**Set exercise**: Report the number of lines in the entries below that include the word "switches", and nothing else.
——
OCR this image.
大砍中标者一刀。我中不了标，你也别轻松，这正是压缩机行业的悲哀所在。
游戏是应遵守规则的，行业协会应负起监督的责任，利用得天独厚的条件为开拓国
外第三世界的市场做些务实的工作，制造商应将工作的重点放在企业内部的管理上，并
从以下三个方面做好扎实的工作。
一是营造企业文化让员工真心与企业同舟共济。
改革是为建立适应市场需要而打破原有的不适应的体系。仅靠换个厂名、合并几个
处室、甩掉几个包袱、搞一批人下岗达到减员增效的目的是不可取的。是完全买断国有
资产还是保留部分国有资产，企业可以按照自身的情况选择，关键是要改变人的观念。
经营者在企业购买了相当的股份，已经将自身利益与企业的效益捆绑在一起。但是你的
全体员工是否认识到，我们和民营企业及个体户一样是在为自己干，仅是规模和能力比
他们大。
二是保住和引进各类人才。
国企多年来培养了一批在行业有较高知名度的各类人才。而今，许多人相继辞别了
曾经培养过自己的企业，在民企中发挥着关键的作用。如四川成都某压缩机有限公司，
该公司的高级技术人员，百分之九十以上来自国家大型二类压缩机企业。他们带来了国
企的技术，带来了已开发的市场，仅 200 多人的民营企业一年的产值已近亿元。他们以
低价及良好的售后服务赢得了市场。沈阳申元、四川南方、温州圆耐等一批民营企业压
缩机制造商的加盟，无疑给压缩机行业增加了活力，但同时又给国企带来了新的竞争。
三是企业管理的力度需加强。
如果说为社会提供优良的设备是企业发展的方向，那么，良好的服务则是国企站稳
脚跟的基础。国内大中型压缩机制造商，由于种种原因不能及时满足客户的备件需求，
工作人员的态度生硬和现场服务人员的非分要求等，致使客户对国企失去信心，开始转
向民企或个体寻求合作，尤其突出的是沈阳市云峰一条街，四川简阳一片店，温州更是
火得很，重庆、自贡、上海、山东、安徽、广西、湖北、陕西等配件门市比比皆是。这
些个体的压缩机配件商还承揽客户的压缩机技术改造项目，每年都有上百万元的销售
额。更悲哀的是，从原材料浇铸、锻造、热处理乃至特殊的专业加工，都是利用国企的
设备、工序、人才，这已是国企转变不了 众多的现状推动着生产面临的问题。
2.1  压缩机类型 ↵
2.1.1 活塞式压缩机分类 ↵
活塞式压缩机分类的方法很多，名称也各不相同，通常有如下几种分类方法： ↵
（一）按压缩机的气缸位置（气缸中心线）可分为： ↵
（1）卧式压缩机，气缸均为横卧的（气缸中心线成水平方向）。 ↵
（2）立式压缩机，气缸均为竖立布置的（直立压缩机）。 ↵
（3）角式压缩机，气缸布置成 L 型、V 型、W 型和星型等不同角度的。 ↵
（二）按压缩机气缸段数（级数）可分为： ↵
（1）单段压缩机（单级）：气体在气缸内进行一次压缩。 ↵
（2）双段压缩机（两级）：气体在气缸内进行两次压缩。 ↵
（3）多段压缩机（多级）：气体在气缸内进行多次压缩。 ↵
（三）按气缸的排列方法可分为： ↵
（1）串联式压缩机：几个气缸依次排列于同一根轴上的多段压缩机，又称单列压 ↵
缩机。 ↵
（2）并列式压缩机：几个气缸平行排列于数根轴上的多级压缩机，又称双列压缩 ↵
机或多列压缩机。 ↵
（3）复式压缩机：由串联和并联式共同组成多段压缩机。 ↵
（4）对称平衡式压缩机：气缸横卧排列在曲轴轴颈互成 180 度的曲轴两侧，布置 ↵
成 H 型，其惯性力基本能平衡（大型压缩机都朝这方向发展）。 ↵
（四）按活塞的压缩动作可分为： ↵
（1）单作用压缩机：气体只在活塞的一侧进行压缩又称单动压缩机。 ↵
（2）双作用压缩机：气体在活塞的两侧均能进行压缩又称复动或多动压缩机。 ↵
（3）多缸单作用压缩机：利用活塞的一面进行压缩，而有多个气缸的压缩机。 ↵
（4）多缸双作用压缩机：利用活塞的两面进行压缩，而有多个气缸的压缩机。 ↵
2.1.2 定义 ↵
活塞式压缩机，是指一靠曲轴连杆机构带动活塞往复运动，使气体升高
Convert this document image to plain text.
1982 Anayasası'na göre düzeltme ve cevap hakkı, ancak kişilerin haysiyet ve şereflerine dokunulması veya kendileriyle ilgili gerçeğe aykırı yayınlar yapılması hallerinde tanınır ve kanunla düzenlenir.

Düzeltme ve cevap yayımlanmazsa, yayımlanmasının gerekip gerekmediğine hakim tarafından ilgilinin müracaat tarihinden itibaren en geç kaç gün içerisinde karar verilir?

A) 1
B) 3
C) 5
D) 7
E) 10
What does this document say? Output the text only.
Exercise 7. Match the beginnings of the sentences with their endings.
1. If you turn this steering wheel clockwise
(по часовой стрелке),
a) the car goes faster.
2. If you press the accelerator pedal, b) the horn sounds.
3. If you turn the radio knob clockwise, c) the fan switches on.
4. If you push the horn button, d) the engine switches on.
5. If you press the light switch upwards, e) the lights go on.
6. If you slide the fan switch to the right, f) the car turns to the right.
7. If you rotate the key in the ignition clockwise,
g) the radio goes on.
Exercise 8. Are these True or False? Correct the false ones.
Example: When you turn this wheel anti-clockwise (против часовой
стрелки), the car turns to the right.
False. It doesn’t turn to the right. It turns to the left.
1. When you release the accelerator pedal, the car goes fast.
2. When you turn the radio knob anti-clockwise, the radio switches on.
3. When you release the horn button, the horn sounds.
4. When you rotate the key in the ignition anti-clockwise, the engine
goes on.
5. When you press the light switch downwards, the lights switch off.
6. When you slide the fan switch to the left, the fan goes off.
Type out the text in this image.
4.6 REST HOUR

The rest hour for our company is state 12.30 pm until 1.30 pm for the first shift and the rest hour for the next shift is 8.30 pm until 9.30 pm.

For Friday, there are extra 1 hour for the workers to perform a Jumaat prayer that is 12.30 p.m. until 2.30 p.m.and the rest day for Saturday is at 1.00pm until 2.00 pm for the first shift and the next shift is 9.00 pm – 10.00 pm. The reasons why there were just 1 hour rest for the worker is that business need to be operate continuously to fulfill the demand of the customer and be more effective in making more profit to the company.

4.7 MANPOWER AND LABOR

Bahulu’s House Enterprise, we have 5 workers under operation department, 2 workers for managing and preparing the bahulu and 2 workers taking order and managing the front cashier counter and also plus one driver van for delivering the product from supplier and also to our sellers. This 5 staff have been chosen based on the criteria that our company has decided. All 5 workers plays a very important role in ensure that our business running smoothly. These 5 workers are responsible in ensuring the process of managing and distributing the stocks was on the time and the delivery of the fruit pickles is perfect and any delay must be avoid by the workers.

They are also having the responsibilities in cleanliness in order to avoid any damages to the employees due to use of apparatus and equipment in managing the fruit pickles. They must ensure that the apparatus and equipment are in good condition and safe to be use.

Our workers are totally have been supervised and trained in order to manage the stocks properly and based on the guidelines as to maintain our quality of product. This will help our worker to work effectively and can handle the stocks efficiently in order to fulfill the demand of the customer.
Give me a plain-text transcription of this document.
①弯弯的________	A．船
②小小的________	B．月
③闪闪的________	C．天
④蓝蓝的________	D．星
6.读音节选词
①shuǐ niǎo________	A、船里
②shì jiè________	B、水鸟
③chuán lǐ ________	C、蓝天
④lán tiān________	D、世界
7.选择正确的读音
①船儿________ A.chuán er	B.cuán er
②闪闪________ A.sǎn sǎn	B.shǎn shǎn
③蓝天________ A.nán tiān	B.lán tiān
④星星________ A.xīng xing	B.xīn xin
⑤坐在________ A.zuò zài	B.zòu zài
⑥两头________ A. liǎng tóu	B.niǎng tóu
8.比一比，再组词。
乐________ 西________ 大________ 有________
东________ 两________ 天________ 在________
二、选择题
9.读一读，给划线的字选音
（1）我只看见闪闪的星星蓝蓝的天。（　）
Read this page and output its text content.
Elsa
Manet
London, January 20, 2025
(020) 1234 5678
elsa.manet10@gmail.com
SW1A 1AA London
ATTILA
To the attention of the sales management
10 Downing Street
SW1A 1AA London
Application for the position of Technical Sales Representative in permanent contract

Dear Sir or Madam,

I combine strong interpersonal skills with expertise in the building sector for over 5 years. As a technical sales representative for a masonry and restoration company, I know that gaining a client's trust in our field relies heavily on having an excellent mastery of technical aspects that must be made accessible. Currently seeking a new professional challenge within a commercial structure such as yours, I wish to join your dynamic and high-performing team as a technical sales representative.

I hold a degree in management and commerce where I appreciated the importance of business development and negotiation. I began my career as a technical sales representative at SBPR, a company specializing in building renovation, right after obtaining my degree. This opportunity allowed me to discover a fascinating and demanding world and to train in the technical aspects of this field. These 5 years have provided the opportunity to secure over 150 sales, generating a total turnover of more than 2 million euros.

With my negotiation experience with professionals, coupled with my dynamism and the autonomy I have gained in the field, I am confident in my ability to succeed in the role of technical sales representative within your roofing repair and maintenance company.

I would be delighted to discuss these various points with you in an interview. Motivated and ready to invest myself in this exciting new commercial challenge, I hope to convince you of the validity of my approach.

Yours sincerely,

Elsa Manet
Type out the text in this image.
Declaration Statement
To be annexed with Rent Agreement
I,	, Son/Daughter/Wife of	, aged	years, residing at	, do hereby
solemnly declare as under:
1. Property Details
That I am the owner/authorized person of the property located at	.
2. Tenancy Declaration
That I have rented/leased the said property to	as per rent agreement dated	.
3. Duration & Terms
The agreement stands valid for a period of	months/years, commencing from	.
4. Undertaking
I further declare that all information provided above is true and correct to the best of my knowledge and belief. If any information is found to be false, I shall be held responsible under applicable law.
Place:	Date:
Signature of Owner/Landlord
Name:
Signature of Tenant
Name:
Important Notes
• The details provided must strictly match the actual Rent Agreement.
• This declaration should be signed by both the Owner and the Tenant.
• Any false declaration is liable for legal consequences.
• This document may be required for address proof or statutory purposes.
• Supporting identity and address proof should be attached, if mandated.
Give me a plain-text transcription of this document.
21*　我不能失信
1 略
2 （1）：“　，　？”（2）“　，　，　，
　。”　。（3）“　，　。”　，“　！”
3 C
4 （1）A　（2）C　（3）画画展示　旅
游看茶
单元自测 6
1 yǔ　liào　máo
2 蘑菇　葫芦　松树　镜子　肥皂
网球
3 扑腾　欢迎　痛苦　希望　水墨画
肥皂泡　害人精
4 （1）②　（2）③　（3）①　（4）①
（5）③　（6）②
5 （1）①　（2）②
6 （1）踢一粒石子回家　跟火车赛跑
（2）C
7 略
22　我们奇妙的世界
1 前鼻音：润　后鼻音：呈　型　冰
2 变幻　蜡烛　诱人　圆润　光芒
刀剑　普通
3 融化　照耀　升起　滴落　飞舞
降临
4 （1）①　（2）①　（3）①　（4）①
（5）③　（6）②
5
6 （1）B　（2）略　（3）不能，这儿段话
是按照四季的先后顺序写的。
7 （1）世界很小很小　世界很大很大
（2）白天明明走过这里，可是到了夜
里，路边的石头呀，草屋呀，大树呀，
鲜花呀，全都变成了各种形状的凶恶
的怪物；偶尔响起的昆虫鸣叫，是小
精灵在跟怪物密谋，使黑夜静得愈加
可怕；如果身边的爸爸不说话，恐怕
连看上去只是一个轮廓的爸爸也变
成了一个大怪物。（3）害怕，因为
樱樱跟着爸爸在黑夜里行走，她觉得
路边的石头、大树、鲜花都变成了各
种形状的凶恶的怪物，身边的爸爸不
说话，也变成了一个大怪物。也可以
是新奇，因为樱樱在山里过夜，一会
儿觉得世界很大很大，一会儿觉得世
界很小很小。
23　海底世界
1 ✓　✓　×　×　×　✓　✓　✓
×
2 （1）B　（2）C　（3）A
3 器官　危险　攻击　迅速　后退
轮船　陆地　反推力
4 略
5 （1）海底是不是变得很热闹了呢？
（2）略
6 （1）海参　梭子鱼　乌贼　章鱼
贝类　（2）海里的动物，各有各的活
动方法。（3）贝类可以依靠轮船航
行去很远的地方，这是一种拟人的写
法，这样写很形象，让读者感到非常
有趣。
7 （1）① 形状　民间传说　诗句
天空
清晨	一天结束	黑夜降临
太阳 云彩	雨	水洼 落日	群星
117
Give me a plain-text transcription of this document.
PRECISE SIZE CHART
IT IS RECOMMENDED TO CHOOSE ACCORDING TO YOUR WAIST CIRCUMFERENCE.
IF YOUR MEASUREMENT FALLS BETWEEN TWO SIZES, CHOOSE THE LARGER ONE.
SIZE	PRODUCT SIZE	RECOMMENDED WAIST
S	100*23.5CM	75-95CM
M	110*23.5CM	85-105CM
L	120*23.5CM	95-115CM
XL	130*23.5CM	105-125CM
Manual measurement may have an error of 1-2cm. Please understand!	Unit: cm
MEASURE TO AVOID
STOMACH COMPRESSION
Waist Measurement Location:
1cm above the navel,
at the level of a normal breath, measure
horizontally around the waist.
——
**Solution to the exercise**: 3